> Task goal
Rewrite the part of the foraging blog below, starting with "Besides that, I" and going on through "dug a mess.", with "pantry" changed to "cupboard".

> Selected text
****************

Sunday, November 23, 2014

Harbor Pollock Centerpiece of Foraged Meals in Winter

Wild Plants And Wooly Bears

Cold, windy and snowy. That’s the way things look from now on. And yet, foraging continues, in a way. While foraging for wild plants is pretty much out, I have contented myself with catching and eating harbor pollock and when the opportunity presents itself, brook trout and brown trout.

While trout fishing opportunities are limited now, given that only a few streams are open this time of year, pollock fishing is permitted anytime, anywhere. There is one rule, though, and that’s a daily bag limit of 12 fish. And truthfully, I wouldn’t want to clean more than 12 pollock.

These plentiful fish are available around piers, floats and breakwaters for most of the fall and into winter. Really, the only thing that stops me from catching them in midwinter is the extreme cold.

It aggravates me to have to buy fish when there are so many underutilized species out there that few people bother with. Which explains my fascination for pollock and other less-than-glamorous species.

I like to skin and fillet my pollock. These fish have been running about 12 inches and weighing close to one pound, so each fish gives two, hefty fillets.

Sometimes I’ll use my fresh pollock fillets in conjunction with preserved, wild edible plants to make a wholly-foraged meal. Home-canned goosetongue and frozen dandelions go well with ocean fish. Other times I’ll mix and match homegrown vegetables such as carrots and squash to make not a foraged meal, but a combination of foraged and homegrown.

So even during the gray, cold days of early winter, we can still enjoy our foraged foods. It just takes a bit more work. But it’s worth it. 

Saturday, November 1, 2014

Tom Digs Dandelions Ahead of Season's First Nor'easter

It’s November 1, opening day of firearms season on deer and I’m sitting inside by the woodstove. But a stiff north wind blows, carrying a cold rain, and my tolerance for such adverse conditions declines with each passing year.

Besides that, I have plenty food even without a deer. With the summer bounty of homegrown and foraged foods, my pantry bulges at the seams. Even so, it was hard to resist the young dandelions growing in my garden beds and so I went out this morning and dug a mess.

We’ve had several hard frosts here in Waldo and dandelions lose their bitterness after undergoing several good freezes. So if readers have an interest in some late-season foraging, now is the time to go out and do it. Snow is predicted for this weekend and even after it melts, which it must, more snow will certainly follow in the not-too-distant future.

In addition to dandelions, I still have kale, good-king-Henry and even eggplant growing in my unheated greenhouse. The eggplant can’t last much longer, but as long as it continues to grow, I’ll continue to water and nurture it.

Sitting here writing and watching the smoke from my chimney sweeping down toward the ground as a result of the low-pressure system moving in, I think back to years past and how the season’s first Nor'easter always seems a bittersweet event. Bitter, because it signals an unofficial start to winter. Sweet, because it feels so cozy and comfortable to sit in a warm house and watch the fir trees sweep around, buffeted by the wind.

****************

> Entries provided
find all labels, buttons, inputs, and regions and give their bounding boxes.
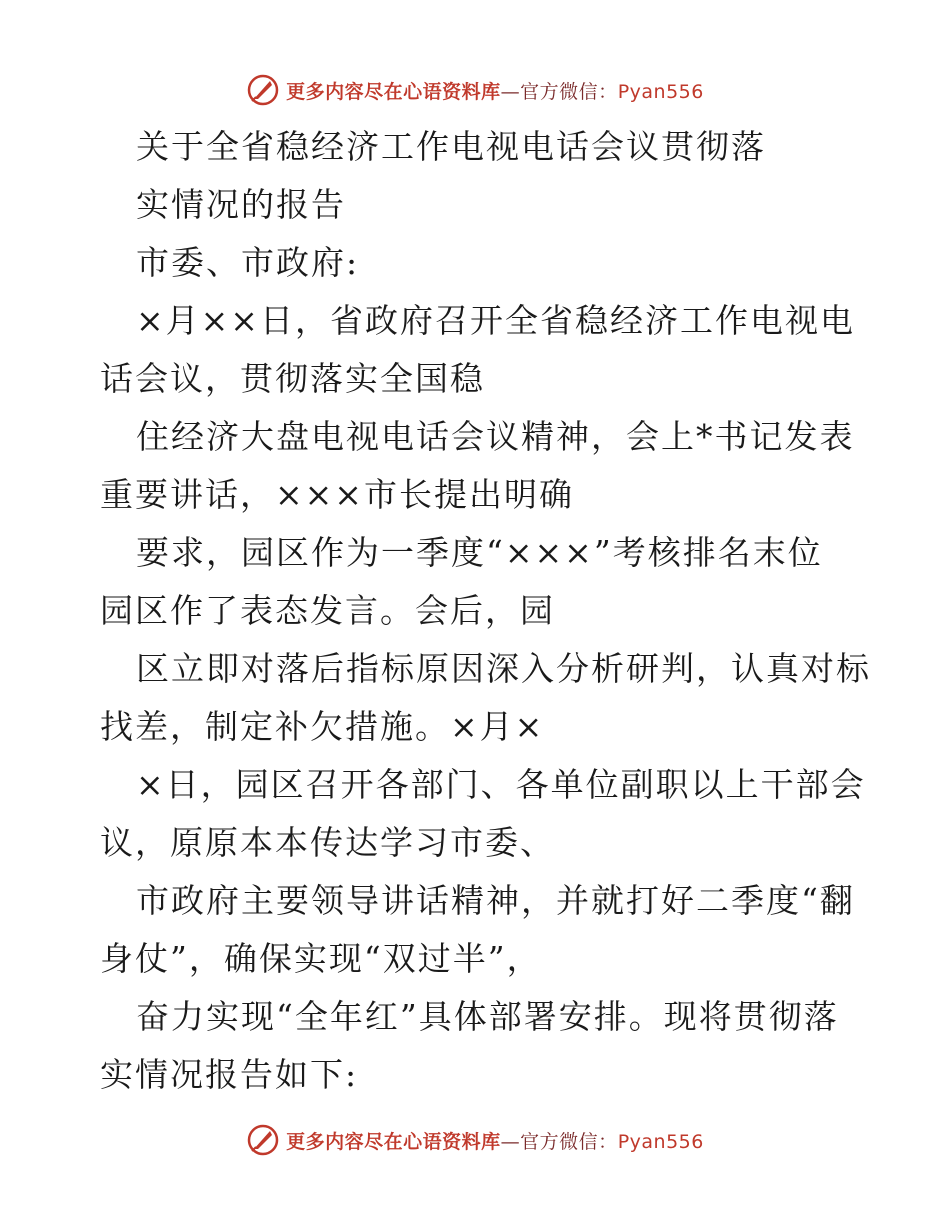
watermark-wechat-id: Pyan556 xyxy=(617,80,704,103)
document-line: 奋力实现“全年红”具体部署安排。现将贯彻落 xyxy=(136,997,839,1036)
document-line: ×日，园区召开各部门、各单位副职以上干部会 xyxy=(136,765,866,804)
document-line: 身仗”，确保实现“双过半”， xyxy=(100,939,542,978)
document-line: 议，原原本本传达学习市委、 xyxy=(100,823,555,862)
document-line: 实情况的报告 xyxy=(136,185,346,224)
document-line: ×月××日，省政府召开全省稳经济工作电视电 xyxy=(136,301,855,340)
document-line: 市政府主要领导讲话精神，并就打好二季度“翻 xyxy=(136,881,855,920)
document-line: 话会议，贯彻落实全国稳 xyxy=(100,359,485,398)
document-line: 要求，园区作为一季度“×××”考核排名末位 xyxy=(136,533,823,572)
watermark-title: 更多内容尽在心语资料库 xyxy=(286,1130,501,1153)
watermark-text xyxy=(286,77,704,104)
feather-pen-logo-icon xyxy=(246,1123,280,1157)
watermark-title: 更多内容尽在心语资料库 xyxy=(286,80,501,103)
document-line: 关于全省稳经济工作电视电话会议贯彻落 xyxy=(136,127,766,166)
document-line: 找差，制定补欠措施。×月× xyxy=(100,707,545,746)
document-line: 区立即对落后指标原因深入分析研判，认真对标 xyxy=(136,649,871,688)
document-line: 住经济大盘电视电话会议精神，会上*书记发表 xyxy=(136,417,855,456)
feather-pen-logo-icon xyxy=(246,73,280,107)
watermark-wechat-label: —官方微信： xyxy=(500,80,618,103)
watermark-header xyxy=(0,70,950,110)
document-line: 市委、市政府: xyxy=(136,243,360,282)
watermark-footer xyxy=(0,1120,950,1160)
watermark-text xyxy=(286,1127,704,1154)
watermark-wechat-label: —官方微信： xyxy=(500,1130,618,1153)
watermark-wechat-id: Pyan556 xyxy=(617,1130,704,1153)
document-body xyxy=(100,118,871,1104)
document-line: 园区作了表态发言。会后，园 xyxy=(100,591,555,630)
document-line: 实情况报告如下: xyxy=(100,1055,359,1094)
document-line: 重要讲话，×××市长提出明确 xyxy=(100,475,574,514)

****************

> Complete response
Besides that, I have plenty food even without a deer. With the summer bounty of homegrown and foraged foods, my cupboard bulges at the seams. Even so, it was hard to resist the young dandelions growing in my garden beds and so I went out this morning and dug a mess.